▶ Written instruction
In the material below, rename "legend-swatch" to "legend-marker" throughout the stretch from the line containing "legend-swatch (115, 595, 125, 605)" through the line containing "y-tick-label: $13,000 (635, 111, 674, 122)". Give back only those lines, with everything else left the same.

[Records taken from a collection]
— Start —

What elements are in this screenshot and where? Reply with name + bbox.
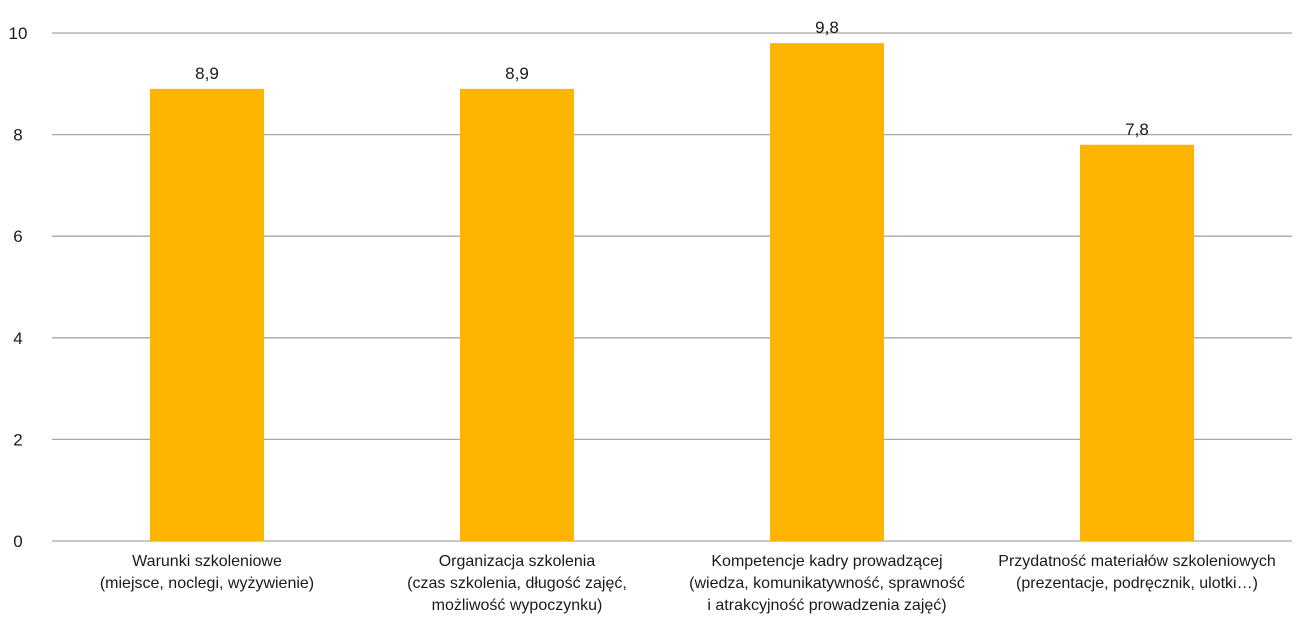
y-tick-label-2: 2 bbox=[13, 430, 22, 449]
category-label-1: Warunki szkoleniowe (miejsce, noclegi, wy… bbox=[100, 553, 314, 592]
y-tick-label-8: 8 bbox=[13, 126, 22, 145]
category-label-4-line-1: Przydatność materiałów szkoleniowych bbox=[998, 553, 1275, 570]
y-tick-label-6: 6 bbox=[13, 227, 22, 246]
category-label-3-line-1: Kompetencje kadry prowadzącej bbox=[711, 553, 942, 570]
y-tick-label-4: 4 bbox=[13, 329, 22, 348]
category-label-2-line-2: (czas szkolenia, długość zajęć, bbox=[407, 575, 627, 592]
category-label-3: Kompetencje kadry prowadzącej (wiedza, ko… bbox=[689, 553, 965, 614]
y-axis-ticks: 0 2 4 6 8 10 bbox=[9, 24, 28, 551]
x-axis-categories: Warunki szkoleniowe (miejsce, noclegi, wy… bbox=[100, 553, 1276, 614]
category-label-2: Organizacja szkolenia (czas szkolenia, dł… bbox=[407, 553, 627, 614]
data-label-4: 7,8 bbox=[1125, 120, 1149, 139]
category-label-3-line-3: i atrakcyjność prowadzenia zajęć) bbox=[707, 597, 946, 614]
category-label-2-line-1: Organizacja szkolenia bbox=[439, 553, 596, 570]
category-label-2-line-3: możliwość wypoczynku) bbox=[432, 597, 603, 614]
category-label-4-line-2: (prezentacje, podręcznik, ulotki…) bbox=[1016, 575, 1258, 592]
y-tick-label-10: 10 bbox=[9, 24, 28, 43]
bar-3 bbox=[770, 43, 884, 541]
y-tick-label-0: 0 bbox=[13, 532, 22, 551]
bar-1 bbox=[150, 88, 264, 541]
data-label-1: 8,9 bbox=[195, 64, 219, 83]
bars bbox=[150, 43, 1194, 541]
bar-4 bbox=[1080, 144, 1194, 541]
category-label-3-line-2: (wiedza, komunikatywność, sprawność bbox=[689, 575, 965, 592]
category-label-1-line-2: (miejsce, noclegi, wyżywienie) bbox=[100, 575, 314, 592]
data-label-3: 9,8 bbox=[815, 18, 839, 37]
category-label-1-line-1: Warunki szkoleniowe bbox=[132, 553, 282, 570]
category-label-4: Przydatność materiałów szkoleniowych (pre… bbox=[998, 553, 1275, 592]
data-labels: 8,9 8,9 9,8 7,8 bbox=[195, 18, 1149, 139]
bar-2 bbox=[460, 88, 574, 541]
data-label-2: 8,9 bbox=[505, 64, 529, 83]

— End —
— Start —

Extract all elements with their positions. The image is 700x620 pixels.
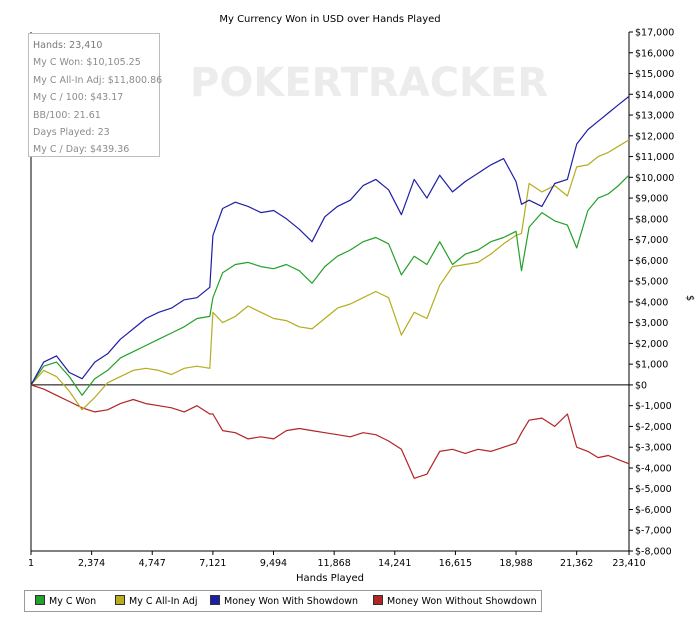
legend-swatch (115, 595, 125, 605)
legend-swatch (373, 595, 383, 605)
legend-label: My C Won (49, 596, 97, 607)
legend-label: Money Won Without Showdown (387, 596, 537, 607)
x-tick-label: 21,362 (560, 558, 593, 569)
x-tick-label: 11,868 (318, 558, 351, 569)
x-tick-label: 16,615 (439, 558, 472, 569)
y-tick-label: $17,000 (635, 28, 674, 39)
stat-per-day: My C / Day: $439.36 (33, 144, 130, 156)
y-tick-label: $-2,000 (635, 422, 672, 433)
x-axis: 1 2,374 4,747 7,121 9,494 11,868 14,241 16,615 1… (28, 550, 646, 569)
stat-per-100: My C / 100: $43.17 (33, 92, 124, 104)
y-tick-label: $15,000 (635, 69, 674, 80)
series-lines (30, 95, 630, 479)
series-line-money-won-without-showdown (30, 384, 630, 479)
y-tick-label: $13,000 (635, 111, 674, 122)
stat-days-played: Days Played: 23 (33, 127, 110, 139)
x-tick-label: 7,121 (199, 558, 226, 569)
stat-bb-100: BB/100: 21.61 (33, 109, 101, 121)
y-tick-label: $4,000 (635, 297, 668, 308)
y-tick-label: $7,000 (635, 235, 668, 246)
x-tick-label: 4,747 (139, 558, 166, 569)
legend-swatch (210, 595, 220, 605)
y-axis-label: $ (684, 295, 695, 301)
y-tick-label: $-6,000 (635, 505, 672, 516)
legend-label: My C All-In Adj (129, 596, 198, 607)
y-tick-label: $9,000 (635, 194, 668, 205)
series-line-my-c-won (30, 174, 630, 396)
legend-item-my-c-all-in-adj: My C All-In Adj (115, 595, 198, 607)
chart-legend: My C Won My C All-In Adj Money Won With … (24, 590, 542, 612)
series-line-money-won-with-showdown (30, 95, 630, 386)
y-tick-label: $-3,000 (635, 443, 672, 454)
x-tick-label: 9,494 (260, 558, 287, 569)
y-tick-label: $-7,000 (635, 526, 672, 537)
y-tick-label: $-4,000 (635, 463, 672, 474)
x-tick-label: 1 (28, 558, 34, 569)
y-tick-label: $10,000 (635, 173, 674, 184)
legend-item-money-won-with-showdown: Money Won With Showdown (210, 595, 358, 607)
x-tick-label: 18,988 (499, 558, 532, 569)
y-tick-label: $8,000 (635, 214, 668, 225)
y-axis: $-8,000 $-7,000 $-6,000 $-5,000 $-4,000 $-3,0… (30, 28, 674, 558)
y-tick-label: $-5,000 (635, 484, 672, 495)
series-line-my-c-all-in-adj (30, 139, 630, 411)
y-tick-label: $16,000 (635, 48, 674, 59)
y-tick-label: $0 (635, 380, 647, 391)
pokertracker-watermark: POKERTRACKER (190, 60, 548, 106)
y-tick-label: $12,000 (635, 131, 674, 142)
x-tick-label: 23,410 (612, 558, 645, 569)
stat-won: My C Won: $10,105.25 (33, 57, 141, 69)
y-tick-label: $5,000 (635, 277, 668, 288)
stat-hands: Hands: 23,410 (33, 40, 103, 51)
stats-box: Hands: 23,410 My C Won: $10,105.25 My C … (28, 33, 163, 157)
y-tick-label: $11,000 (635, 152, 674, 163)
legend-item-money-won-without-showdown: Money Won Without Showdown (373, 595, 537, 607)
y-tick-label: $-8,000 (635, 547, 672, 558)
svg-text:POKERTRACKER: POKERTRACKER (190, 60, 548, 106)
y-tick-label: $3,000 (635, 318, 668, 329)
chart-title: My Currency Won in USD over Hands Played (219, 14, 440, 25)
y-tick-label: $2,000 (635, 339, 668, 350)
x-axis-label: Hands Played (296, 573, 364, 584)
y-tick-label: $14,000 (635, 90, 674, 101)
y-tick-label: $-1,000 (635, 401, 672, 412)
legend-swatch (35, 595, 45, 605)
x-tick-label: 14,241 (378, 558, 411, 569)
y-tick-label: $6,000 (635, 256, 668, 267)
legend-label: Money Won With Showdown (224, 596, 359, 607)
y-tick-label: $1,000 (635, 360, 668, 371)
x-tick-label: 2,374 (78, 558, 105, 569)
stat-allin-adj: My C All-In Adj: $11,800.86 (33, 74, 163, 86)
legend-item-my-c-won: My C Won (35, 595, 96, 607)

— End —
— Start —

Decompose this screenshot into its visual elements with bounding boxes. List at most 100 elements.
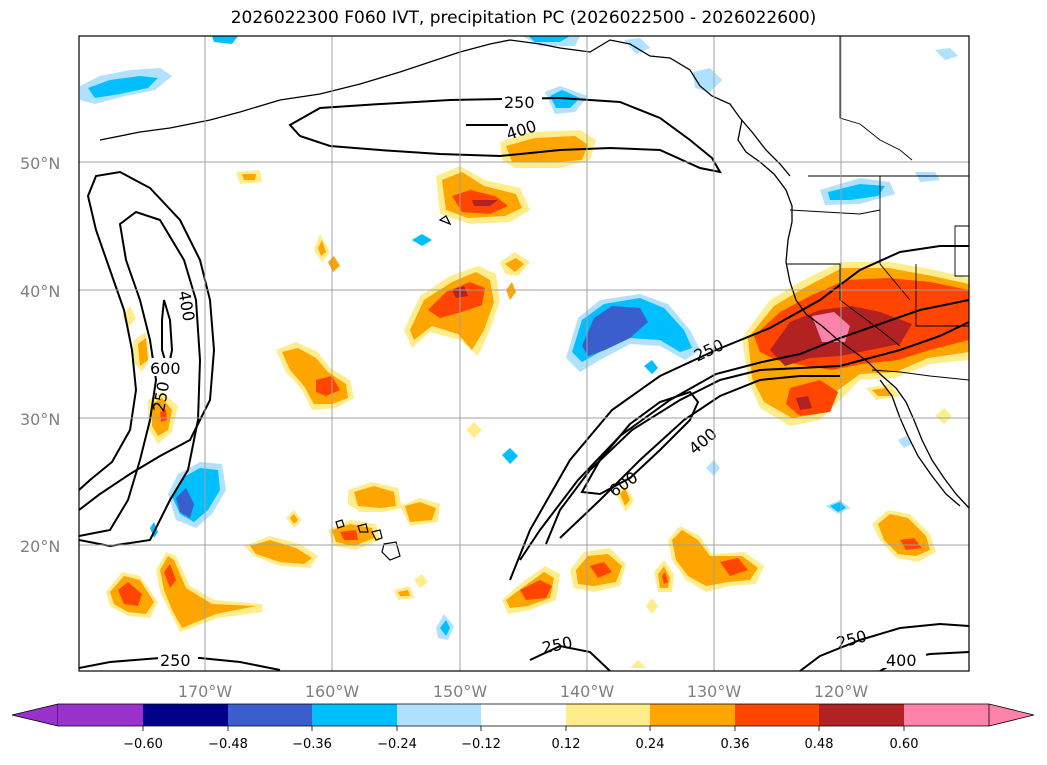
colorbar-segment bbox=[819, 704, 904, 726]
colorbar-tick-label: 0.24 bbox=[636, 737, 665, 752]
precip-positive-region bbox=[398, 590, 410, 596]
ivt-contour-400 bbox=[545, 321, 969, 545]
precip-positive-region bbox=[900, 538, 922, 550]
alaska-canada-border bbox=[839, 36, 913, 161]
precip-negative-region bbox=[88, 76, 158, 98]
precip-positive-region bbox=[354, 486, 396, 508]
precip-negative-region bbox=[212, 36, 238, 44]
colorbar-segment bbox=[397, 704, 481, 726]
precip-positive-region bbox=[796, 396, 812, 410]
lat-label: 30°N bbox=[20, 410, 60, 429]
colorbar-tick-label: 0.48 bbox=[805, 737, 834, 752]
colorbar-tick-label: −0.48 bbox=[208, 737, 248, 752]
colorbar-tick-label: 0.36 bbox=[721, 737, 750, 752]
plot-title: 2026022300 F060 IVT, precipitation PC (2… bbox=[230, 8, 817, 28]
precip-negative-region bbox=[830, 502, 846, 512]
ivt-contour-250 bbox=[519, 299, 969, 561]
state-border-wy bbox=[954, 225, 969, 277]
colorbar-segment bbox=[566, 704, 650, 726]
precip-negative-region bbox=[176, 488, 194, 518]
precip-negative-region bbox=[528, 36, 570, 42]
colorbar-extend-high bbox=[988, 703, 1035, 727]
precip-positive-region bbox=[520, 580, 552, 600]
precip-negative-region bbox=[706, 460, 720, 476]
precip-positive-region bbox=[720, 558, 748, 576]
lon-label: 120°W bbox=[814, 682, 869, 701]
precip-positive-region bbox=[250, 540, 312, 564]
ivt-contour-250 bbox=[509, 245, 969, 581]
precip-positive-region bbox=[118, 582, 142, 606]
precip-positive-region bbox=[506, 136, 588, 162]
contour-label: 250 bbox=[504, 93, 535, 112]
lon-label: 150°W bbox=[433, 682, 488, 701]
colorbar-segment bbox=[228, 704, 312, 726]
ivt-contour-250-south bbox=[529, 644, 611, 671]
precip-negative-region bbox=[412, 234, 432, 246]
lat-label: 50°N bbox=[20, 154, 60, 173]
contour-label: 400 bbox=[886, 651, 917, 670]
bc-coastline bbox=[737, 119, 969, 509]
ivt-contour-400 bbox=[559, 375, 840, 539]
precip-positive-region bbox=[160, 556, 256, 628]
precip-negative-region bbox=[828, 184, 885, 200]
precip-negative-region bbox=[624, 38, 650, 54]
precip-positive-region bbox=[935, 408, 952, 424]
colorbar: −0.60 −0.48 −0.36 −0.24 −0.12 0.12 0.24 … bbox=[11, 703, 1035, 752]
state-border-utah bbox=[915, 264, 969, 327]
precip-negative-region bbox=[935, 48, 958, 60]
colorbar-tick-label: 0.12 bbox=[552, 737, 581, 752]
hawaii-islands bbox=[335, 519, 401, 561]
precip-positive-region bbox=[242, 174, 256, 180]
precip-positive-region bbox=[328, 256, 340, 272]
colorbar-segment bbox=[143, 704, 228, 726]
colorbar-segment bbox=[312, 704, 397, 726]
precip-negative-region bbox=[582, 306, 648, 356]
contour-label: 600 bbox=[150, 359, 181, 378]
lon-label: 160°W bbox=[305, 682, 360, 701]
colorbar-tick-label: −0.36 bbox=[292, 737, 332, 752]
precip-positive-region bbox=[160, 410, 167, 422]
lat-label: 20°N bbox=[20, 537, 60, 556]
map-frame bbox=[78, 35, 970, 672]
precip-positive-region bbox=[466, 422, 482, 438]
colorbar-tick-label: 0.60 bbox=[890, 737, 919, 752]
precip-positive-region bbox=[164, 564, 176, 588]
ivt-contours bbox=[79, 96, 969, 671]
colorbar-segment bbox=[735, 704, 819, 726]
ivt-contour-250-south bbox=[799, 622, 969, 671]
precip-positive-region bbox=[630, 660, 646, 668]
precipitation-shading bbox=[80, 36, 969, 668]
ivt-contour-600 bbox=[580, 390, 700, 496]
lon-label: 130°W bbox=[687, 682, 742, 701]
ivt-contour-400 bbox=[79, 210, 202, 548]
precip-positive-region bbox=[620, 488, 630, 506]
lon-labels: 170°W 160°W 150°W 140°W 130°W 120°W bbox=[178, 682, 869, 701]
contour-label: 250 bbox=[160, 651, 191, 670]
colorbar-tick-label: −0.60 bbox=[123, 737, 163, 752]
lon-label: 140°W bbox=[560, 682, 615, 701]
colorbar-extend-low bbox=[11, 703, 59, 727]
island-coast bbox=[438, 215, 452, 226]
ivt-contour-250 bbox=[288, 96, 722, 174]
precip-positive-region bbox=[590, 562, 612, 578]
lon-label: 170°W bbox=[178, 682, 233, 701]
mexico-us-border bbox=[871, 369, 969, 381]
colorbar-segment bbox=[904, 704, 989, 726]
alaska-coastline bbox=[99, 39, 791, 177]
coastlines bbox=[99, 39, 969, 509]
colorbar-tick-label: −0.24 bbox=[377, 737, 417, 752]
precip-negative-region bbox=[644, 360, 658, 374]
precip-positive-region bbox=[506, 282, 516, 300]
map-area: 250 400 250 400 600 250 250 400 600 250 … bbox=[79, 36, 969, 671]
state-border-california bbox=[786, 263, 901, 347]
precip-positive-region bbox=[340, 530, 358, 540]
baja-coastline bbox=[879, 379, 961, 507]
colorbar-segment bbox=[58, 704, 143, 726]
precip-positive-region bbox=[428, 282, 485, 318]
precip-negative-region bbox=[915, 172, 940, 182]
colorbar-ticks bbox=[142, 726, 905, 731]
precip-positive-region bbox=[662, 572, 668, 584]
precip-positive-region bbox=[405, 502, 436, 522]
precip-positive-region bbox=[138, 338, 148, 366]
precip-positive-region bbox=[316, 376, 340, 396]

— End —

▶ Response to this exercise
legend-marker (115, 595, 125, 605)
legend-marker (373, 595, 383, 605)
legend-label: My C Won (49, 596, 97, 607)
legend-label: Money Won Without Showdown (387, 596, 537, 607)
x-tick-label: 21,362 (560, 558, 593, 569)
x-tick-label: 11,868 (318, 558, 351, 569)
x-tick-label: 16,615 (439, 558, 472, 569)
y-tick-label: $17,000 (635, 28, 674, 39)
stat-per-day: My C / Day: $439.36 (33, 144, 130, 156)
y-tick-label: $-2,000 (635, 422, 672, 433)
x-axis: 1 2,374 4,747 7,121 9,494 11,868 14,241 16,615 1… (28, 550, 646, 569)
stat-per-100: My C / 100: $43.17 (33, 92, 124, 104)
y-tick-label: $15,000 (635, 69, 674, 80)
series-lines (30, 95, 630, 479)
series-line-money-won-without-showdown (30, 384, 630, 479)
y-tick-label: $13,000 (635, 111, 674, 122)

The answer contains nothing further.